▸ **EXERCISE DESCRIPTION**
Drop the pictures, then extract the listing word for word.

▸ **ENTRIES SUPPLIED**
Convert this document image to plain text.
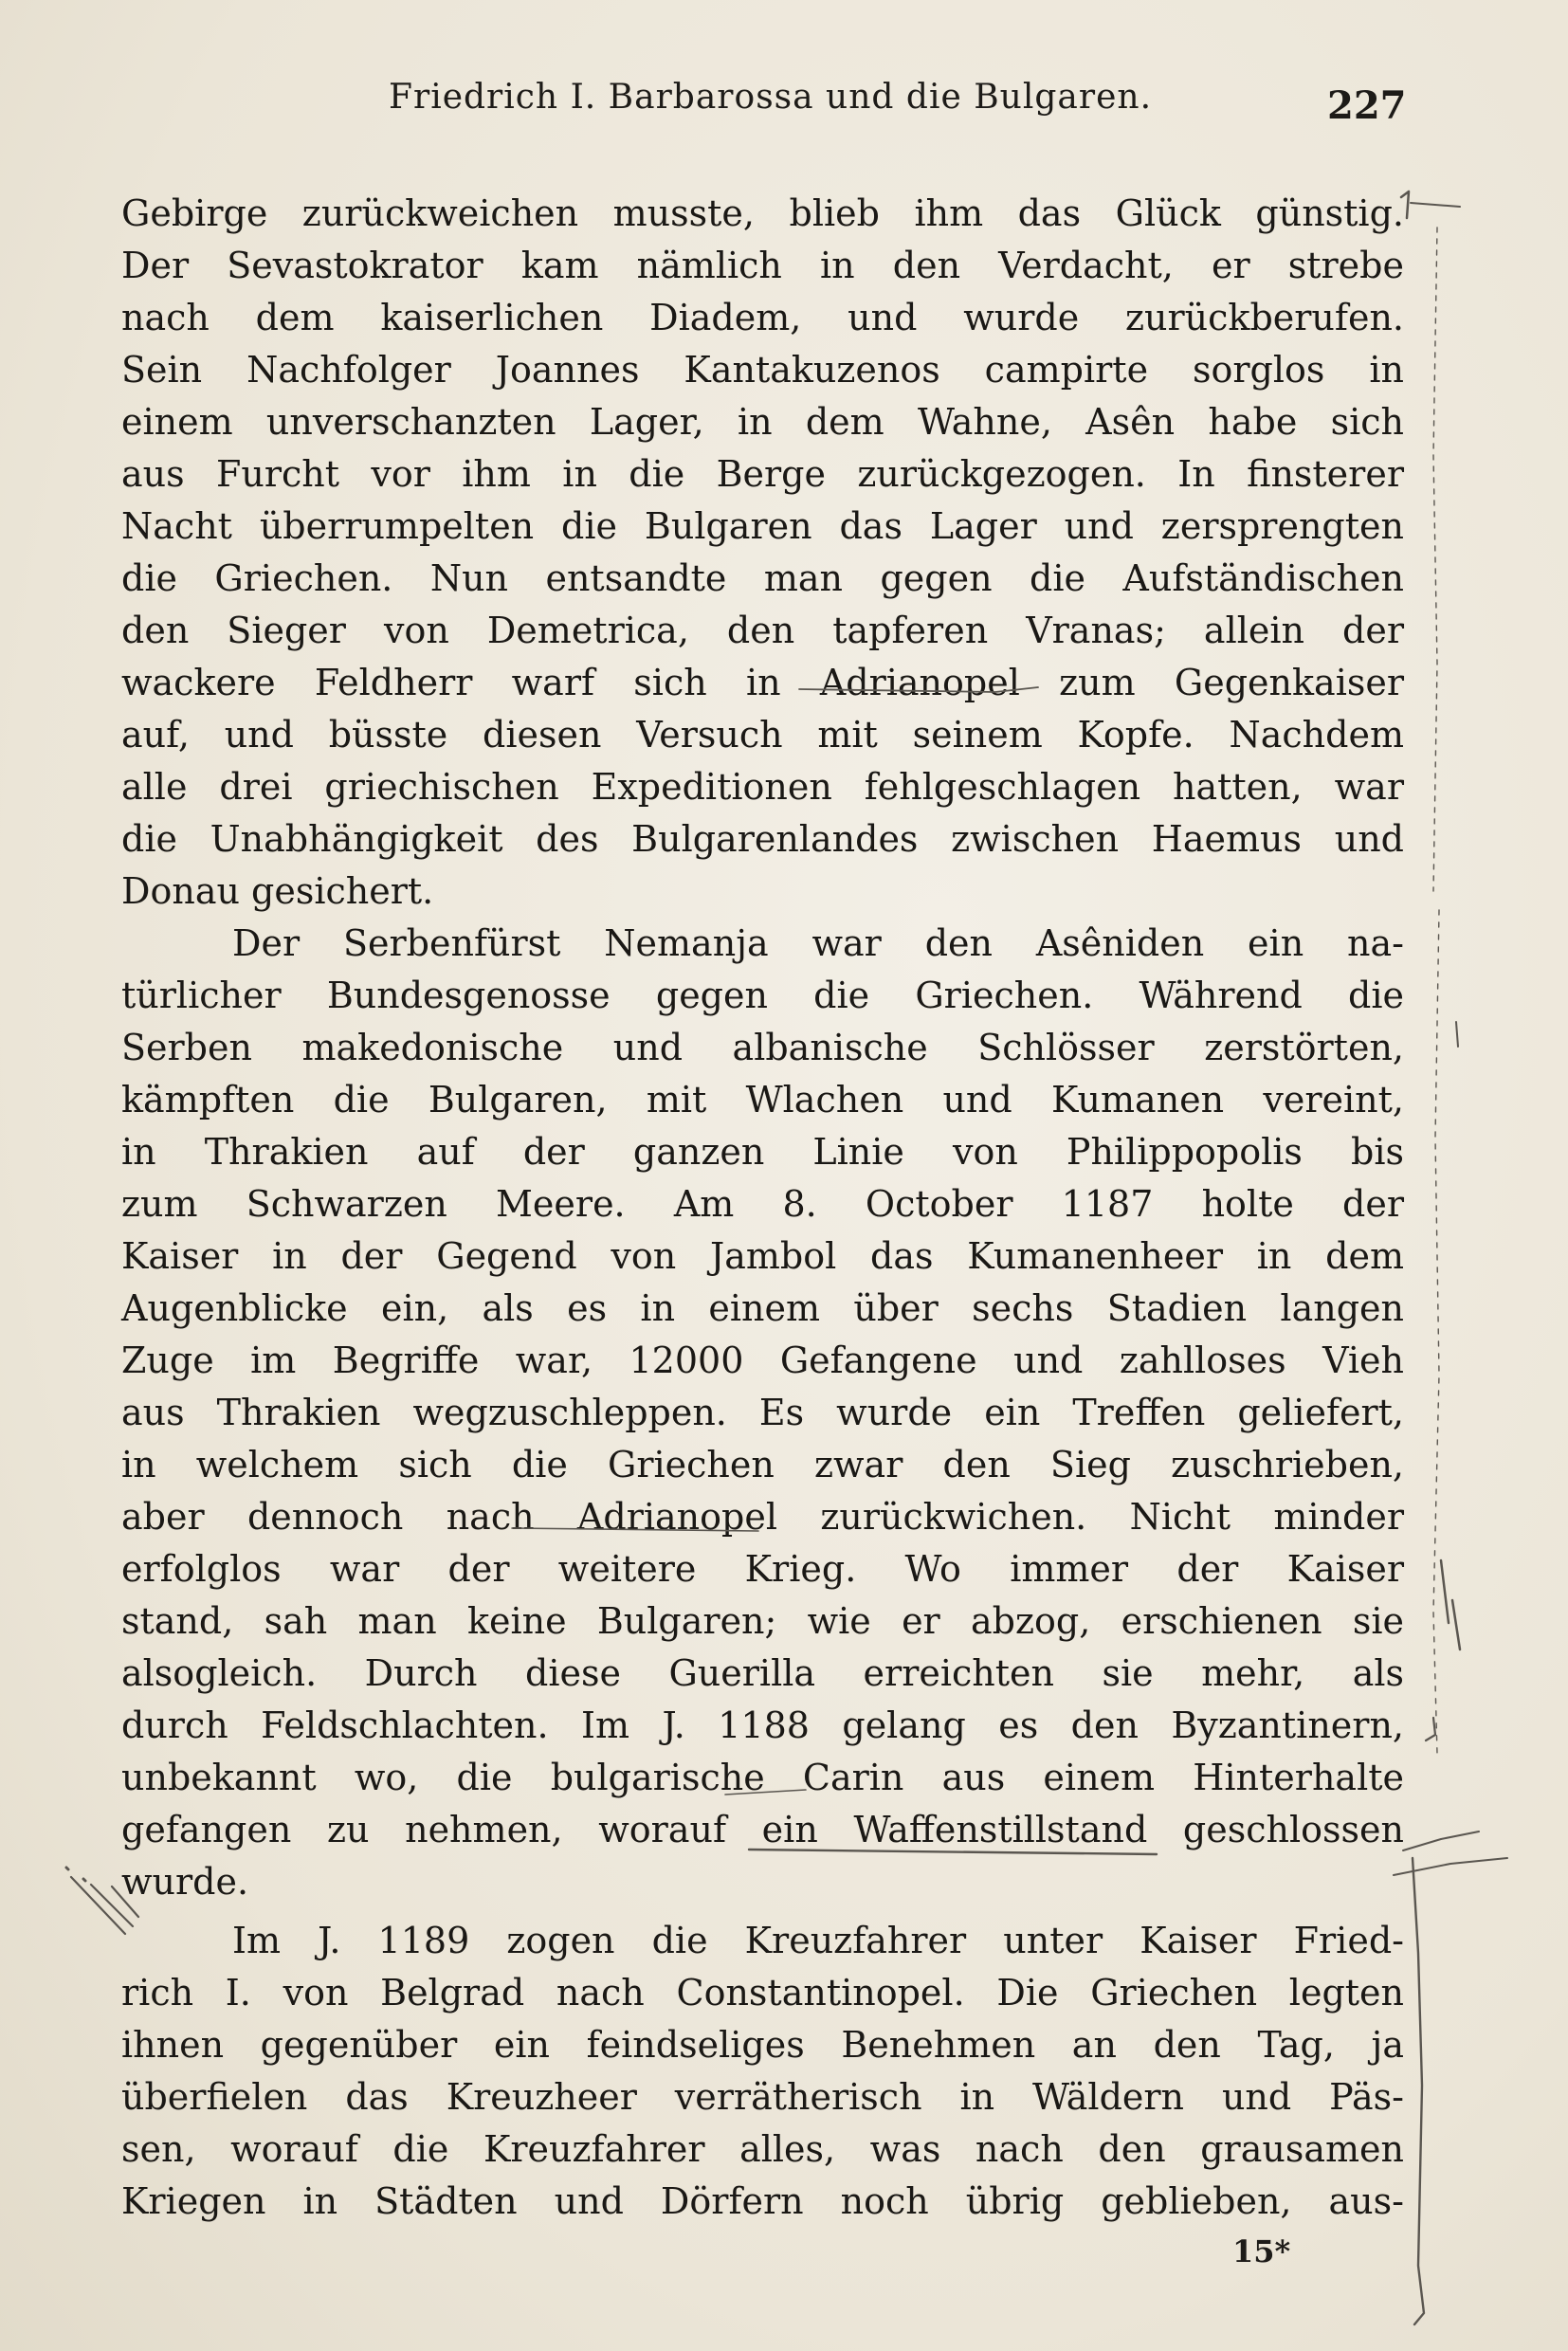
Friedrich I. Barbarossa und die Bulgaren.	227
Gebirge zurückweichen musste, blieb ihm das Glück günstig.
Der Sevastokrator kam nämlich in den Verdacht, er strebe
nach dem kaiserlichen Diadem, und wurde zurückberufen.
Sein Nachfolger Joannes Kantakuzenos campirte sorglos in
einem unverschanzten Lager, in dem Wahne, Asên habe sich
aus Furcht vor ihm in die Berge zurückgezogen. In finsterer
Nacht überrumpelten die Bulgaren das Lager und zersprengten
die Griechen. Nun entsandte man gegen die Aufständischen
den Sieger von Demetrica, den tapferen Vranas; allein der
wackere Feldherr warf sich in Adrianopel zum Gegenkaiser
auf, und büsste diesen Versuch mit seinem Kopfe. Nachdem
alle drei griechischen Expeditionen fehlgeschlagen hatten, war
die Unabhängigkeit des Bulgarenlandes zwischen Haemus und
Donau gesichert.
Der Serbenfürst Nemanja war den Asêniden ein na-
türlicher Bundesgenosse gegen die Griechen. Während die
Serben makedonische und albanische Schlösser zerstörten,
kämpften die Bulgaren, mit Wlachen und Kumanen vereint,
in Thrakien auf der ganzen Linie von Philippopolis bis
zum Schwarzen Meere. Am 8. October 1187 holte der
Kaiser in der Gegend von Jambol das Kumanenheer in dem
Augenblicke ein, als es in einem über sechs Stadien langen
Zuge im Begriffe war, 12000 Gefangene und zahlloses Vieh
aus Thrakien wegzuschleppen. Es wurde ein Treffen geliefert,
in welchem sich die Griechen zwar den Sieg zuschrieben,
aber dennoch nach Adrianopel zurückwichen. Nicht minder
erfolglos war der weitere Krieg. Wo immer der Kaiser
stand, sah man keine Bulgaren; wie er abzog, erschienen sie
alsogleich. Durch diese Guerilla erreichten sie mehr, als
durch Feldschlachten. Im J. 1188 gelang es den Byzantinern,
unbekannt wo, die bulgarische Carin aus einem Hinterhalte
gefangen zu nehmen, worauf ein Waffenstillstand geschlossen
wurde.
Im J. 1189 zogen die Kreuzfahrer unter Kaiser Fried-
rich I. von Belgrad nach Constantinopel. Die Griechen legten
ihnen gegenüber ein feindseliges Benehmen an den Tag, ja
überfielen das Kreuzheer verrätherisch in Wäldern und Päs-
sen, worauf die Kreuzfahrer alles, was nach den grausamen
Kriegen in Städten und Dörfern noch übrig geblieben, aus-
15*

▸ **TASK ANSWER**
Convert this document image to plain text.
Friedrich I. Barbarossa und die Bulgaren.	227
Gebirge zurückweichen musste, blieb ihm das Glück günstig.
Der Sevastokrator kam nämlich in den Verdacht, er strebe
nach dem kaiserlichen Diadem, und wurde zurückberufen.
Sein Nachfolger Joannes Kantakuzenos campirte sorglos in
einem unverschanzten Lager, in dem Wahne, Asên habe sich
aus Furcht vor ihm in die Berge zurückgezogen. In finsterer
Nacht überrumpelten die Bulgaren das Lager und zersprengten
die Griechen. Nun entsandte man gegen die Aufständischen
den Sieger von Demetrica, den tapferen Vranas; allein der
wackere Feldherr warf sich in Adrianopel zum Gegenkaiser
auf, und büsste diesen Versuch mit seinem Kopfe. Nachdem
alle drei griechischen Expeditionen fehlgeschlagen hatten, war
die Unabhängigkeit des Bulgarenlandes zwischen Haemus und
Donau gesichert.
Der Serbenfürst Nemanja war den Asêniden ein na-
türlicher Bundesgenosse gegen die Griechen. Während die
Serben makedonische und albanische Schlösser zerstörten,
kämpften die Bulgaren, mit Wlachen und Kumanen vereint,
in Thrakien auf der ganzen Linie von Philippopolis bis
zum Schwarzen Meere. Am 8. October 1187 holte der
Kaiser in der Gegend von Jambol das Kumanenheer in dem
Augenblicke ein, als es in einem über sechs Stadien langen
Zuge im Begriffe war, 12000 Gefangene und zahlloses Vieh
aus Thrakien wegzuschleppen. Es wurde ein Treffen geliefert,
in welchem sich die Griechen zwar den Sieg zuschrieben,
aber dennoch nach Adrianopel zurückwichen. Nicht minder
erfolglos war der weitere Krieg. Wo immer der Kaiser
stand, sah man keine Bulgaren; wie er abzog, erschienen sie
alsogleich. Durch diese Guerilla erreichten sie mehr, als
durch Feldschlachten. Im J. 1188 gelang es den Byzantinern,
unbekannt wo, die bulgarische Carin aus einem Hinterhalte
gefangen zu nehmen, worauf ein Waffenstillstand geschlossen
wurde.
Im J. 1189 zogen die Kreuzfahrer unter Kaiser Fried-
rich I. von Belgrad nach Constantinopel. Die Griechen legten
ihnen gegenüber ein feindseliges Benehmen an den Tag, ja
überfielen das Kreuzheer verrätherisch in Wäldern und Päs-
sen, worauf die Kreuzfahrer alles, was nach den grausamen
Kriegen in Städten und Dörfern noch übrig geblieben, aus-
15*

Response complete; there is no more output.